**TASKS TO PERFORM**
A - List every use the author of the homeserver post suggests the summary might serve.
B - In the homeserver post, what device does the author run their homeserver on?
C - Please duplicate the passage of the homeserver post between "This is the" and "talking in a room.", inclusive.

───── EXCERPT PROVIDED

Summary of performance impact of running on resource constrained devices such as SBCs

I've been running my homeserver on a cubietruck at home now for some time and am often replying to statements like "you need loads of ram to join large rooms" with "it works fine for me". I thought it might be useful to curate a summary of the issues you're likely to run into to help as a scaling-down guide, maybe highlight these for development work or end up as documentation. It seems that once you get up to about 4x1.5GHz arm64 4GiB these issues are no longer a problem.

Presence

This is the main reason people have a poor matrix experience on resource constrained homeservers. Element web will frequently be saying the server is offline while the python process will be pegged at 100% cpu. This feature is used to tell when other users are active (have a client app in the foreground) and therefore more likely to respond, but requires a lot of network activity to maintain even when nobody is talking in a room.

──────────
───── DATASET EXTRACT

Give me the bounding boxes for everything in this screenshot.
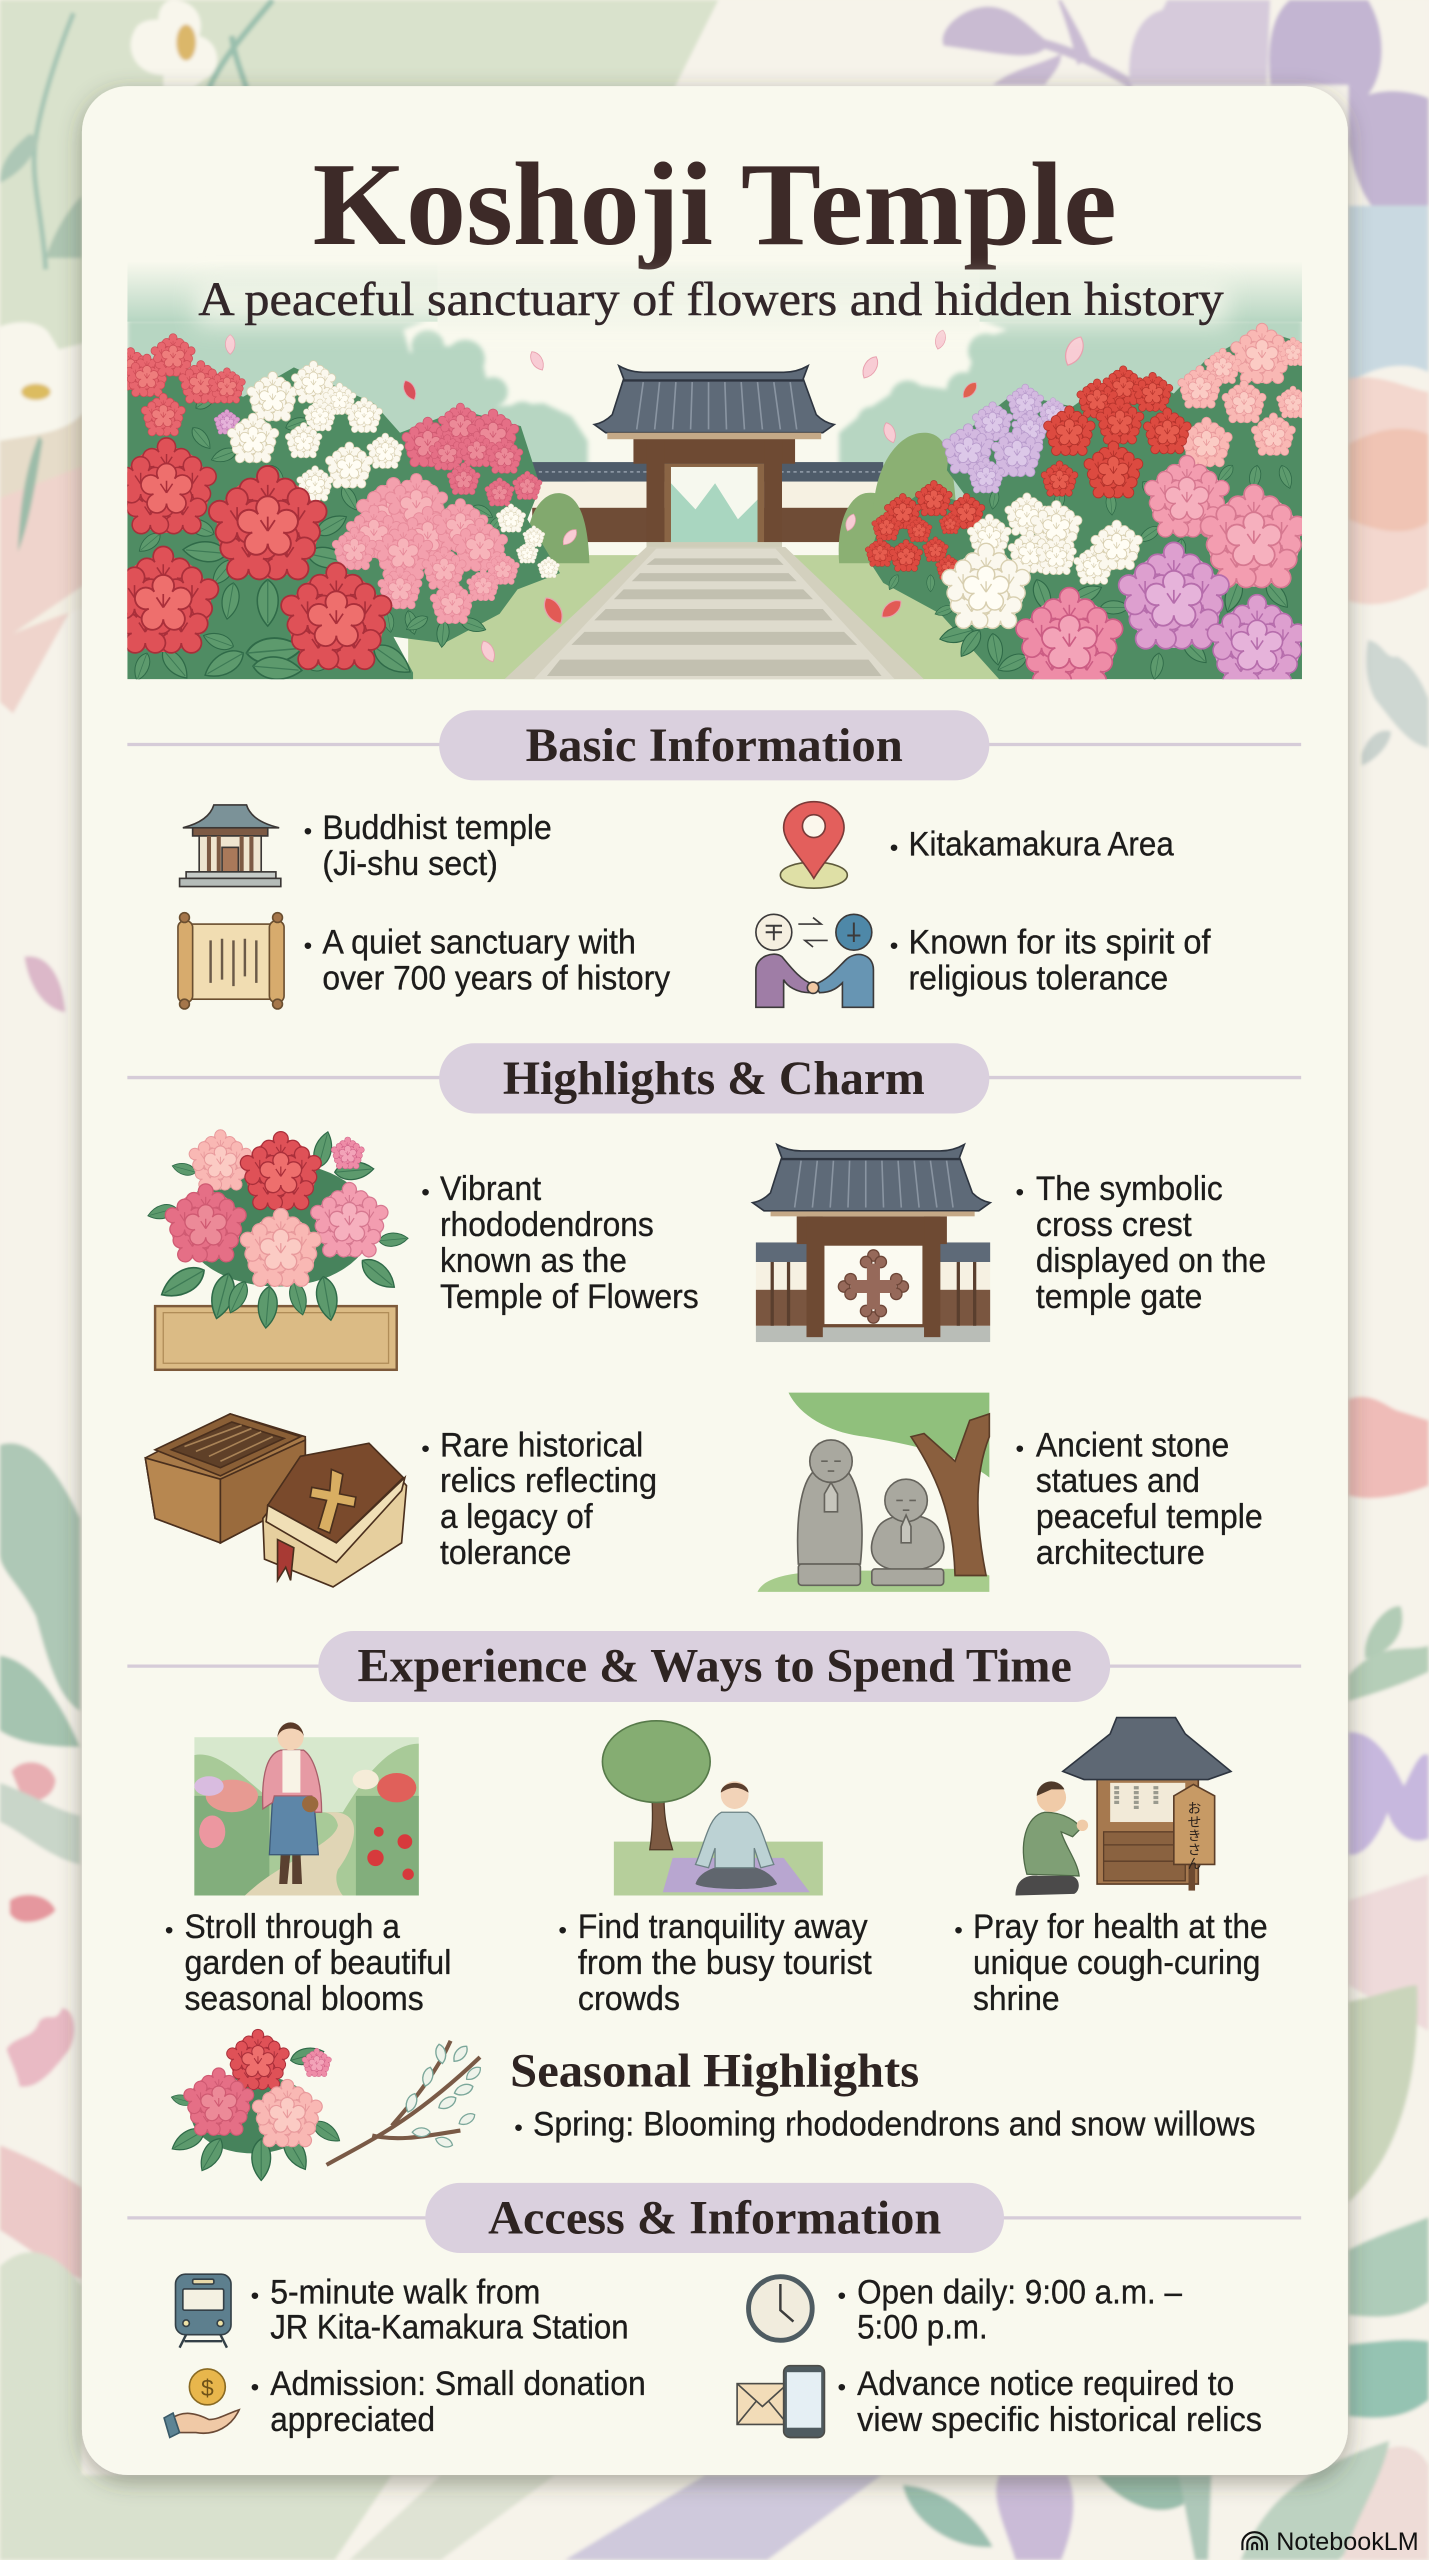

──────────

**EXERCISE RESULTS**
A -
- A scaling-down guide
- Highlighting the issues for development work
- Documentation

B - A cubietruck.

C -
This is the main reason people have a poor matrix experience on resource constrained homeservers. Element web will frequently be saying the server is offline while the python process will be pegged at 100% cpu. This feature is used to tell when other users are active (have a client app in the foreground) and therefore more likely to respond, but requires a lot of network activity to maintain even when nobody is talking in a room.